— start DATA SUPPLIED —

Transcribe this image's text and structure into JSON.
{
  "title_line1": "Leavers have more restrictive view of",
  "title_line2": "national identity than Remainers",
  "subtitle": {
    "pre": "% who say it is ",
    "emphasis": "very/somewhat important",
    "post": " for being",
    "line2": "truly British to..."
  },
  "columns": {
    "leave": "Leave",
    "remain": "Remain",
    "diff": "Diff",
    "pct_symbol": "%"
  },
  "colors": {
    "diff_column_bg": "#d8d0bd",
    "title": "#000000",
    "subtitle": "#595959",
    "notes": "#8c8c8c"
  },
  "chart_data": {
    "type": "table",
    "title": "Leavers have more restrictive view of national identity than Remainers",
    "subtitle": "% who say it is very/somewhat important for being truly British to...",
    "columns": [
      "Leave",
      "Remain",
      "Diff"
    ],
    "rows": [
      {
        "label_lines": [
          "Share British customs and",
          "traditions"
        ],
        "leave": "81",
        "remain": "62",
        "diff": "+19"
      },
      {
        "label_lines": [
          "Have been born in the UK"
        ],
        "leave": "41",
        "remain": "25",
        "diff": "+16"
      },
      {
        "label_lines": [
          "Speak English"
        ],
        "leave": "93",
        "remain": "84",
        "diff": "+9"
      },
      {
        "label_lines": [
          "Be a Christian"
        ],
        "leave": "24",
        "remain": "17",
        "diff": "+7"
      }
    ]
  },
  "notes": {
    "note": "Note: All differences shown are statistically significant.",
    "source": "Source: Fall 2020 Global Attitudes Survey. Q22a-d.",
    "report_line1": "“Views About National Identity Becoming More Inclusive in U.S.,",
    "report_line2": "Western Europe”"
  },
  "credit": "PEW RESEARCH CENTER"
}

— end DATA SUPPLIED —

### WHAT THE EXERCISE ASKS
Each line that holds the string "Remainers" counts once; give the total and nothing else.

### SOLUTION TO THIS TASK
2